Reproduce all of the data exactly.
BEGIN Data rows
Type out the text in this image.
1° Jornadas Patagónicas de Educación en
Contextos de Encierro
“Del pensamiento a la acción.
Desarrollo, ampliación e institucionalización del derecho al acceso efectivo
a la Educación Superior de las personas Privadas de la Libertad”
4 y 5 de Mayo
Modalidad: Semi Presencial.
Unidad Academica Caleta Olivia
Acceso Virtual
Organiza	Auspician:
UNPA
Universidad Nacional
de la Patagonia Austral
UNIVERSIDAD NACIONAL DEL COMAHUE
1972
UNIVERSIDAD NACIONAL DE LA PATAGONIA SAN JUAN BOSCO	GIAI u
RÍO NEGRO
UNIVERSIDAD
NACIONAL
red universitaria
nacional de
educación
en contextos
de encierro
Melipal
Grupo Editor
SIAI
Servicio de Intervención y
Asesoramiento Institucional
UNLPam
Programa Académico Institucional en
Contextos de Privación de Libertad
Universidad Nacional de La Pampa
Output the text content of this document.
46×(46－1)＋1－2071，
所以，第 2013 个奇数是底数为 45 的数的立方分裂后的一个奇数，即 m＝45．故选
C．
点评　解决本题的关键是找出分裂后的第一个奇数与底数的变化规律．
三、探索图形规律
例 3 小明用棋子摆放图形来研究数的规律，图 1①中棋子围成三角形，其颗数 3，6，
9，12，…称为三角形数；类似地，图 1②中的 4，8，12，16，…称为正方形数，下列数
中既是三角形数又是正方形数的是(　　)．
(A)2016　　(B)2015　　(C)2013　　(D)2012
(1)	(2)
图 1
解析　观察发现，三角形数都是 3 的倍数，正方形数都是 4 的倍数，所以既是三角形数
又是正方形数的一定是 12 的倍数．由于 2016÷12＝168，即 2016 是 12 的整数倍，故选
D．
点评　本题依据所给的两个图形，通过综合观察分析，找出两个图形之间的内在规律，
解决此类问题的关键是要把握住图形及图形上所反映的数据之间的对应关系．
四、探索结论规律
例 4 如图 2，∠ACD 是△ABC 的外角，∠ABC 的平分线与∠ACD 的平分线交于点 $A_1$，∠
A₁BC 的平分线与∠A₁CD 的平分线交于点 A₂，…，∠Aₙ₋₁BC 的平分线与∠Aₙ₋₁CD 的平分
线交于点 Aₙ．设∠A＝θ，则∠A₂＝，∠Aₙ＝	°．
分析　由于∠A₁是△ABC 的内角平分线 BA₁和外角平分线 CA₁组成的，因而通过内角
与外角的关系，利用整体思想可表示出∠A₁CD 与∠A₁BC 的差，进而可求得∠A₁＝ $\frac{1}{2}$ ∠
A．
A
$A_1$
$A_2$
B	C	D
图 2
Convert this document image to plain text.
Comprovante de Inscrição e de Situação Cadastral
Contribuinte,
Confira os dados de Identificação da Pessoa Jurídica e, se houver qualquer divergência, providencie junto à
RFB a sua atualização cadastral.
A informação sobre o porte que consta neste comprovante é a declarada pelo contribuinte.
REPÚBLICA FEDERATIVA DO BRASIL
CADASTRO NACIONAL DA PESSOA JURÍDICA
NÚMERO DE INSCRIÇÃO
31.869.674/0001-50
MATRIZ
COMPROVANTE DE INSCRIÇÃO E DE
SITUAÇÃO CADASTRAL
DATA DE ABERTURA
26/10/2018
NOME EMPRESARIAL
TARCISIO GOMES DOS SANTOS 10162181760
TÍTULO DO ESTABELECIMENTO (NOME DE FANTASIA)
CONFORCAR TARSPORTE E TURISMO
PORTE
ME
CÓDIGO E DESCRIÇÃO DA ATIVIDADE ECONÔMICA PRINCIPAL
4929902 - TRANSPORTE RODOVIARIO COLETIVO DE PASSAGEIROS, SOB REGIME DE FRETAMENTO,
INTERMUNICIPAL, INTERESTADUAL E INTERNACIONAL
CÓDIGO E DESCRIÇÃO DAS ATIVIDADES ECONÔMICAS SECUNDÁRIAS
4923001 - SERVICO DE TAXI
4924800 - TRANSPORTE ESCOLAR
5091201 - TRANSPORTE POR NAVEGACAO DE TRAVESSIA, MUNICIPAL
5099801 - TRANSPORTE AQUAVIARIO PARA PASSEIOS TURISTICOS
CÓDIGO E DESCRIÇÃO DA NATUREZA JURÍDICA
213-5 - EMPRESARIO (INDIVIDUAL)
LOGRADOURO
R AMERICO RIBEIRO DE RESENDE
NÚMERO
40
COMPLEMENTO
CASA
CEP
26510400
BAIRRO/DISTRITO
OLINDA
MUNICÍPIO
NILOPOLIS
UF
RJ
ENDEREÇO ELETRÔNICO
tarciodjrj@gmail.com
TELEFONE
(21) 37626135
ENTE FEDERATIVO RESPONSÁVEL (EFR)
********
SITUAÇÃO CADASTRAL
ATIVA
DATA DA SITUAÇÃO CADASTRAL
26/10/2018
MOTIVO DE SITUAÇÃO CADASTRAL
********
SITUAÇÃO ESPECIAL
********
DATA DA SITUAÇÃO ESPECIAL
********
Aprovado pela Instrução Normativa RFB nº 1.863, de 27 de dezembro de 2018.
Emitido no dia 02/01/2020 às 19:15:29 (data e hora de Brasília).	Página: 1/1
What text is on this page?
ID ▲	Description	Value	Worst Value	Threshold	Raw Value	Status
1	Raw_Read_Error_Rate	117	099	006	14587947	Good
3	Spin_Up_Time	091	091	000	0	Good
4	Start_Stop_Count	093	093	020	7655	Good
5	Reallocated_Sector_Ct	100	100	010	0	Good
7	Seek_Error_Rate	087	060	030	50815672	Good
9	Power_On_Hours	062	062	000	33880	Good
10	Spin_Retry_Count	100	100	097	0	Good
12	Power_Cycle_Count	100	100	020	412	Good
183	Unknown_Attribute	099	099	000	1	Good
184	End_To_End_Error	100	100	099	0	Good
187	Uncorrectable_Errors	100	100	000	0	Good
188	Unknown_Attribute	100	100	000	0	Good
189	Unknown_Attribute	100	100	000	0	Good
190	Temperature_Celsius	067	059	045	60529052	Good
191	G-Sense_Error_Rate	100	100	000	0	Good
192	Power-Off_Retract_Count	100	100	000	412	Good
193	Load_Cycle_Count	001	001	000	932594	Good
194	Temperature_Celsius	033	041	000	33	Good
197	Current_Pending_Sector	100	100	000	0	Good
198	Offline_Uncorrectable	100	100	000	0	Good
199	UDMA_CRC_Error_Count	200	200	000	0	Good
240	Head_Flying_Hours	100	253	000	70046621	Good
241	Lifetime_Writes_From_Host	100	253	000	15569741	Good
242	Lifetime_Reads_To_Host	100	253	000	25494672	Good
END Data rows
▸ **Solution for this task**
Type out the text in this image.
1° Jornadas Patagónicas de Educación en
Contextos de Encierro
“Del pensamiento a la acción.
Desarrollo, ampliación e institucionalización del derecho al acceso efectivo
a la Educación Superior de las personas Privadas de la Libertad”
4 y 5 de Mayo
Modalidad: Semi Presencial.
Unidad Academica Caleta Olivia
Acceso Virtual
Organiza	Auspician:
UNPA
Universidad Nacional
de la Patagonia Austral
UNIVERSIDAD NACIONAL DEL COMAHUE
1972
UNIVERSIDAD NACIONAL DE LA PATAGONIA SAN JUAN BOSCO	GIAI u
RÍO NEGRO
UNIVERSIDAD
NACIONAL
red universitaria
nacional de
educación
en contextos
de encierro
Melipal
Grupo Editor
SIAI
Servicio de Intervención y
Asesoramiento Institucional
UNLPam
Programa Académico Institucional en
Contextos de Privación de Libertad
Universidad Nacional de La Pampa
Output the text content of this document.
46×(46－1)＋1－2071，
所以，第 2013 个奇数是底数为 45 的数的立方分裂后的一个奇数，即 m＝45．故选
C．
点评　解决本题的关键是找出分裂后的第一个奇数与底数的变化规律．
三、探索图形规律
例 3 小明用棋子摆放图形来研究数的规律，图 1①中棋子围成三角形，其颗数 3，6，
9，12，…称为三角形数；类似地，图 1②中的 4，8，12，16，…称为正方形数，下列数
中既是三角形数又是正方形数的是(　　)．
(A)2016　　(B)2015　　(C)2013　　(D)2012
(1)	(2)
图 1
解析　观察发现，三角形数都是 3 的倍数，正方形数都是 4 的倍数，所以既是三角形数
又是正方形数的一定是 12 的倍数．由于 2016÷12＝168，即 2016 是 12 的整数倍，故选
D．
点评　本题依据所给的两个图形，通过综合观察分析，找出两个图形之间的内在规律，
解决此类问题的关键是要把握住图形及图形上所反映的数据之间的对应关系．
四、探索结论规律
例 4 如图 2，∠ACD 是△ABC 的外角，∠ABC 的平分线与∠ACD 的平分线交于点 $A_1$，∠
A₁BC 的平分线与∠A₁CD 的平分线交于点 A₂，…，∠Aₙ₋₁BC 的平分线与∠Aₙ₋₁CD 的平分
线交于点 Aₙ．设∠A＝θ，则∠A₂＝，∠Aₙ＝	°．
分析　由于∠A₁是△ABC 的内角平分线 BA₁和外角平分线 CA₁组成的，因而通过内角
与外角的关系，利用整体思想可表示出∠A₁CD 与∠A₁BC 的差，进而可求得∠A₁＝ $\frac{1}{2}$ ∠
A．
A
$A_1$
$A_2$
B	C	D
图 2
Convert this document image to plain text.
Comprovante de Inscrição e de Situação Cadastral
Contribuinte,
Confira os dados de Identificação da Pessoa Jurídica e, se houver qualquer divergência, providencie junto à
RFB a sua atualização cadastral.
A informação sobre o porte que consta neste comprovante é a declarada pelo contribuinte.
REPÚBLICA FEDERATIVA DO BRASIL
CADASTRO NACIONAL DA PESSOA JURÍDICA
NÚMERO DE INSCRIÇÃO
31.869.674/0001-50
MATRIZ
COMPROVANTE DE INSCRIÇÃO E DE
SITUAÇÃO CADASTRAL
DATA DE ABERTURA
26/10/2018
NOME EMPRESARIAL
TARCISIO GOMES DOS SANTOS 10162181760
TÍTULO DO ESTABELECIMENTO (NOME DE FANTASIA)
CONFORCAR TARSPORTE E TURISMO
PORTE
ME
CÓDIGO E DESCRIÇÃO DA ATIVIDADE ECONÔMICA PRINCIPAL
4929902 - TRANSPORTE RODOVIARIO COLETIVO DE PASSAGEIROS, SOB REGIME DE FRETAMENTO,
INTERMUNICIPAL, INTERESTADUAL E INTERNACIONAL
CÓDIGO E DESCRIÇÃO DAS ATIVIDADES ECONÔMICAS SECUNDÁRIAS
4923001 - SERVICO DE TAXI
4924800 - TRANSPORTE ESCOLAR
5091201 - TRANSPORTE POR NAVEGACAO DE TRAVESSIA, MUNICIPAL
5099801 - TRANSPORTE AQUAVIARIO PARA PASSEIOS TURISTICOS
CÓDIGO E DESCRIÇÃO DA NATUREZA JURÍDICA
213-5 - EMPRESARIO (INDIVIDUAL)
LOGRADOURO
R AMERICO RIBEIRO DE RESENDE
NÚMERO
40
COMPLEMENTO
CASA
CEP
26510400
BAIRRO/DISTRITO
OLINDA
MUNICÍPIO
NILOPOLIS
UF
RJ
ENDEREÇO ELETRÔNICO
tarciodjrj@gmail.com
TELEFONE
(21) 37626135
ENTE FEDERATIVO RESPONSÁVEL (EFR)
********
SITUAÇÃO CADASTRAL
ATIVA
DATA DA SITUAÇÃO CADASTRAL
26/10/2018
MOTIVO DE SITUAÇÃO CADASTRAL
********
SITUAÇÃO ESPECIAL
********
DATA DA SITUAÇÃO ESPECIAL
********
Aprovado pela Instrução Normativa RFB nº 1.863, de 27 de dezembro de 2018.
Emitido no dia 02/01/2020 às 19:15:29 (data e hora de Brasília).	Página: 1/1
What text is on this page?
ID ▲	Description	Value	Worst Value	Threshold	Raw Value	Status
1	Raw_Read_Error_Rate	117	099	006	14587947	Good
3	Spin_Up_Time	091	091	000	0	Good
4	Start_Stop_Count	093	093	020	7655	Good
5	Reallocated_Sector_Ct	100	100	010	0	Good
7	Seek_Error_Rate	087	060	030	50815672	Good
9	Power_On_Hours	062	062	000	33880	Good
10	Spin_Retry_Count	100	100	097	0	Good
12	Power_Cycle_Count	100	100	020	412	Good
183	Unknown_Attribute	099	099	000	1	Good
184	End_To_End_Error	100	100	099	0	Good
187	Uncorrectable_Errors	100	100	000	0	Good
188	Unknown_Attribute	100	100	000	0	Good
189	Unknown_Attribute	100	100	000	0	Good
190	Temperature_Celsius	067	059	045	60529052	Good
191	G-Sense_Error_Rate	100	100	000	0	Good
192	Power-Off_Retract_Count	100	100	000	412	Good
193	Load_Cycle_Count	001	001	000	932594	Good
194	Temperature_Celsius	033	041	000	33	Good
197	Current_Pending_Sector	100	100	000	0	Good
198	Offline_Uncorrectable	100	100	000	0	Good
199	UDMA_CRC_Error_Count	200	200	000	0	Good
240	Head_Flying_Hours	100	253	000	70046621	Good
241	Lifetime_Writes_From_Host	100	253	000	15569741	Good
242	Lifetime_Reads_To_Host	100	253	000	25494672	Good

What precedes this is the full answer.